── Given entries ──
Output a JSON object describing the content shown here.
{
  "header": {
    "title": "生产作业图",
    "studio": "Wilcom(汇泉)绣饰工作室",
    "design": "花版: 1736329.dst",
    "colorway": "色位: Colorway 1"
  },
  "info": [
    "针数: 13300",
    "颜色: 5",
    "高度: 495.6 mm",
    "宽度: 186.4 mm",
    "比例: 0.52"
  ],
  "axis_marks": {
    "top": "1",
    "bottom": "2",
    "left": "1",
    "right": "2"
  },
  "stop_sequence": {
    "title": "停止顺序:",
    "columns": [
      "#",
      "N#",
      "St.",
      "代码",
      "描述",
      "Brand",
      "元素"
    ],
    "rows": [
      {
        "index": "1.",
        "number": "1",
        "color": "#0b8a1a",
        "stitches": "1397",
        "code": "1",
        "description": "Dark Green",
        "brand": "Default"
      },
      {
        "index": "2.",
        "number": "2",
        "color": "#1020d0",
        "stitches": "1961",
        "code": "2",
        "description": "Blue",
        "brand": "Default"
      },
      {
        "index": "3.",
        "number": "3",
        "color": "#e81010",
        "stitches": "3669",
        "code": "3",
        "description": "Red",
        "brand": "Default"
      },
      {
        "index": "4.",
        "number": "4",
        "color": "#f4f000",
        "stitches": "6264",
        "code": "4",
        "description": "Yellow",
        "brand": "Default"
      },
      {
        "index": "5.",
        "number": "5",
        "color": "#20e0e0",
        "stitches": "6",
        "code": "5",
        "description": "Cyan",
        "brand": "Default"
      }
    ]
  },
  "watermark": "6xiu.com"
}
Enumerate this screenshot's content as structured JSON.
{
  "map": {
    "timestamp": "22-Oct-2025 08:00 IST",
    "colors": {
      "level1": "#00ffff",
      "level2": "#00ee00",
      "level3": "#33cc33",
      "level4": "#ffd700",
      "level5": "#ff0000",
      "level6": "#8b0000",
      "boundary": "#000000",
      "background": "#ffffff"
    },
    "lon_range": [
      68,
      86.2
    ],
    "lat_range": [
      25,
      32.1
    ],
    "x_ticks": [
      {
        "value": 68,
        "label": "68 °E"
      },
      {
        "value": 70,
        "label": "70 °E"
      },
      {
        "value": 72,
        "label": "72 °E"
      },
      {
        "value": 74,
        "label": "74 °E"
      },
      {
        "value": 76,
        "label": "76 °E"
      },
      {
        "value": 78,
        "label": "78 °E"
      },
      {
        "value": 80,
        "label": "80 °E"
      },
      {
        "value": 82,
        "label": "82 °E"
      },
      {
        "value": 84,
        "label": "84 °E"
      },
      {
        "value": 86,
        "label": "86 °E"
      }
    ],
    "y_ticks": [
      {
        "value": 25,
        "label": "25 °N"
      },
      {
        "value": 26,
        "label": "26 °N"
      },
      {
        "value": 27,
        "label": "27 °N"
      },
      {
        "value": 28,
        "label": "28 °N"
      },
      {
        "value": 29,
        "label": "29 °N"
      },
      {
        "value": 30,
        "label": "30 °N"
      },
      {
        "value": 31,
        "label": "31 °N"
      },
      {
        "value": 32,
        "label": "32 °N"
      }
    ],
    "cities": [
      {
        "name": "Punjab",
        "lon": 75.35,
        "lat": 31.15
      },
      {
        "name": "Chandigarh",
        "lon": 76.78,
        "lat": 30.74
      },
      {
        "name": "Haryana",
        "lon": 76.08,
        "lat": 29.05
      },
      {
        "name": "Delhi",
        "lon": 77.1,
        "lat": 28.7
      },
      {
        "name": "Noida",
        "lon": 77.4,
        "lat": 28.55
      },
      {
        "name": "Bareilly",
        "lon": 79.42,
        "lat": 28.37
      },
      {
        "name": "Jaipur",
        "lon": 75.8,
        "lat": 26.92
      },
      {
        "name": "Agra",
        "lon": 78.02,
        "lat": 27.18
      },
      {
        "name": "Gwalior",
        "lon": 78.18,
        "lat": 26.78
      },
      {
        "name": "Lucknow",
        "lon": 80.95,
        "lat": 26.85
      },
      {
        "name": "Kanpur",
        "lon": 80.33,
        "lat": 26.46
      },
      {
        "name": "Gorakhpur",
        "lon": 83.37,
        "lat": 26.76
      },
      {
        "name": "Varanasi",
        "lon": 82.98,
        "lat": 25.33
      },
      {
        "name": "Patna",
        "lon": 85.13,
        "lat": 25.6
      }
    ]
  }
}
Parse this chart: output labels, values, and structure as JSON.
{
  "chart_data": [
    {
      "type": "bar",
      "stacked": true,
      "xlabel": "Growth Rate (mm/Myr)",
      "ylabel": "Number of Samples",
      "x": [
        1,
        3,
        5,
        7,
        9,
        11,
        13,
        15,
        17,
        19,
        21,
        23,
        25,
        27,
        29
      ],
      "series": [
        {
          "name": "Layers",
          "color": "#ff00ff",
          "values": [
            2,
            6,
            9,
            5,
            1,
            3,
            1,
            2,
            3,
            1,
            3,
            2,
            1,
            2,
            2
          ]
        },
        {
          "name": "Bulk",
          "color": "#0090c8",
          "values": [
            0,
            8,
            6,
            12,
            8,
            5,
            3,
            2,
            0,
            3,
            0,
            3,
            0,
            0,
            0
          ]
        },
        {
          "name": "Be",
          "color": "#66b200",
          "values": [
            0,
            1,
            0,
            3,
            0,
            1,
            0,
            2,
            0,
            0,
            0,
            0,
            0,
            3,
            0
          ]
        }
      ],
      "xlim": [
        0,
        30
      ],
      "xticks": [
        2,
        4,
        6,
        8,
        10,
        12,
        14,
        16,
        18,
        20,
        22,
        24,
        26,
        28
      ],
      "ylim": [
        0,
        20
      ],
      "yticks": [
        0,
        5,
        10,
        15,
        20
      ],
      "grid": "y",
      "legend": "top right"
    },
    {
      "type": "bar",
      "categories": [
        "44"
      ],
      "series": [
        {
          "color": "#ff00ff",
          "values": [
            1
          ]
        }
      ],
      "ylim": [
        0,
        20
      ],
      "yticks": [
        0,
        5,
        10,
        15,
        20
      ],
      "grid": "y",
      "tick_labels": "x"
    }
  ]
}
───
[Instructions to follow]:
Print the records above exactly as they appear.

[Answer below]:
Output a JSON object describing the content shown here.
{
  "header": {
    "title": "生产作业图",
    "studio": "Wilcom(汇泉)绣饰工作室",
    "design": "花版: 1736329.dst",
    "colorway": "色位: Colorway 1"
  },
  "info": [
    "针数: 13300",
    "颜色: 5",
    "高度: 495.6 mm",
    "宽度: 186.4 mm",
    "比例: 0.52"
  ],
  "axis_marks": {
    "top": "1",
    "bottom": "2",
    "left": "1",
    "right": "2"
  },
  "stop_sequence": {
    "title": "停止顺序:",
    "columns": [
      "#",
      "N#",
      "St.",
      "代码",
      "描述",
      "Brand",
      "元素"
    ],
    "rows": [
      {
        "index": "1.",
        "number": "1",
        "color": "#0b8a1a",
        "stitches": "1397",
        "code": "1",
        "description": "Dark Green",
        "brand": "Default"
      },
      {
        "index": "2.",
        "number": "2",
        "color": "#1020d0",
        "stitches": "1961",
        "code": "2",
        "description": "Blue",
        "brand": "Default"
      },
      {
        "index": "3.",
        "number": "3",
        "color": "#e81010",
        "stitches": "3669",
        "code": "3",
        "description": "Red",
        "brand": "Default"
      },
      {
        "index": "4.",
        "number": "4",
        "color": "#f4f000",
        "stitches": "6264",
        "code": "4",
        "description": "Yellow",
        "brand": "Default"
      },
      {
        "index": "5.",
        "number": "5",
        "color": "#20e0e0",
        "stitches": "6",
        "code": "5",
        "description": "Cyan",
        "brand": "Default"
      }
    ]
  },
  "watermark": "6xiu.com"
}
Enumerate this screenshot's content as structured JSON.
{
  "map": {
    "timestamp": "22-Oct-2025 08:00 IST",
    "colors": {
      "level1": "#00ffff",
      "level2": "#00ee00",
      "level3": "#33cc33",
      "level4": "#ffd700",
      "level5": "#ff0000",
      "level6": "#8b0000",
      "boundary": "#000000",
      "background": "#ffffff"
    },
    "lon_range": [
      68,
      86.2
    ],
    "lat_range": [
      25,
      32.1
    ],
    "x_ticks": [
      {
        "value": 68,
        "label": "68 °E"
      },
      {
        "value": 70,
        "label": "70 °E"
      },
      {
        "value": 72,
        "label": "72 °E"
      },
      {
        "value": 74,
        "label": "74 °E"
      },
      {
        "value": 76,
        "label": "76 °E"
      },
      {
        "value": 78,
        "label": "78 °E"
      },
      {
        "value": 80,
        "label": "80 °E"
      },
      {
        "value": 82,
        "label": "82 °E"
      },
      {
        "value": 84,
        "label": "84 °E"
      },
      {
        "value": 86,
        "label": "86 °E"
      }
    ],
    "y_ticks": [
      {
        "value": 25,
        "label": "25 °N"
      },
      {
        "value": 26,
        "label": "26 °N"
      },
      {
        "value": 27,
        "label": "27 °N"
      },
      {
        "value": 28,
        "label": "28 °N"
      },
      {
        "value": 29,
        "label": "29 °N"
      },
      {
        "value": 30,
        "label": "30 °N"
      },
      {
        "value": 31,
        "label": "31 °N"
      },
      {
        "value": 32,
        "label": "32 °N"
      }
    ],
    "cities": [
      {
        "name": "Punjab",
        "lon": 75.35,
        "lat": 31.15
      },
      {
        "name": "Chandigarh",
        "lon": 76.78,
        "lat": 30.74
      },
      {
        "name": "Haryana",
        "lon": 76.08,
        "lat": 29.05
      },
      {
        "name": "Delhi",
        "lon": 77.1,
        "lat": 28.7
      },
      {
        "name": "Noida",
        "lon": 77.4,
        "lat": 28.55
      },
      {
        "name": "Bareilly",
        "lon": 79.42,
        "lat": 28.37
      },
      {
        "name": "Jaipur",
        "lon": 75.8,
        "lat": 26.92
      },
      {
        "name": "Agra",
        "lon": 78.02,
        "lat": 27.18
      },
      {
        "name": "Gwalior",
        "lon": 78.18,
        "lat": 26.78
      },
      {
        "name": "Lucknow",
        "lon": 80.95,
        "lat": 26.85
      },
      {
        "name": "Kanpur",
        "lon": 80.33,
        "lat": 26.46
      },
      {
        "name": "Gorakhpur",
        "lon": 83.37,
        "lat": 26.76
      },
      {
        "name": "Varanasi",
        "lon": 82.98,
        "lat": 25.33
      },
      {
        "name": "Patna",
        "lon": 85.13,
        "lat": 25.6
      }
    ]
  }
}
Parse this chart: output labels, values, and structure as JSON.
{
  "chart_data": [
    {
      "type": "bar",
      "stacked": true,
      "xlabel": "Growth Rate (mm/Myr)",
      "ylabel": "Number of Samples",
      "x": [
        1,
        3,
        5,
        7,
        9,
        11,
        13,
        15,
        17,
        19,
        21,
        23,
        25,
        27,
        29
      ],
      "series": [
        {
          "name": "Layers",
          "color": "#ff00ff",
          "values": [
            2,
            6,
            9,
            5,
            1,
            3,
            1,
            2,
            3,
            1,
            3,
            2,
            1,
            2,
            2
          ]
        },
        {
          "name": "Bulk",
          "color": "#0090c8",
          "values": [
            0,
            8,
            6,
            12,
            8,
            5,
            3,
            2,
            0,
            3,
            0,
            3,
            0,
            0,
            0
          ]
        },
        {
          "name": "Be",
          "color": "#66b200",
          "values": [
            0,
            1,
            0,
            3,
            0,
            1,
            0,
            2,
            0,
            0,
            0,
            0,
            0,
            3,
            0
          ]
        }
      ],
      "xlim": [
        0,
        30
      ],
      "xticks": [
        2,
        4,
        6,
        8,
        10,
        12,
        14,
        16,
        18,
        20,
        22,
        24,
        26,
        28
      ],
      "ylim": [
        0,
        20
      ],
      "yticks": [
        0,
        5,
        10,
        15,
        20
      ],
      "grid": "y",
      "legend": "top right"
    },
    {
      "type": "bar",
      "categories": [
        "44"
      ],
      "series": [
        {
          "color": "#ff00ff",
          "values": [
            1
          ]
        }
      ],
      "ylim": [
        0,
        20
      ],
      "yticks": [
        0,
        5,
        10,
        15,
        20
      ],
      "grid": "y",
      "tick_labels": "x"
    }
  ]
}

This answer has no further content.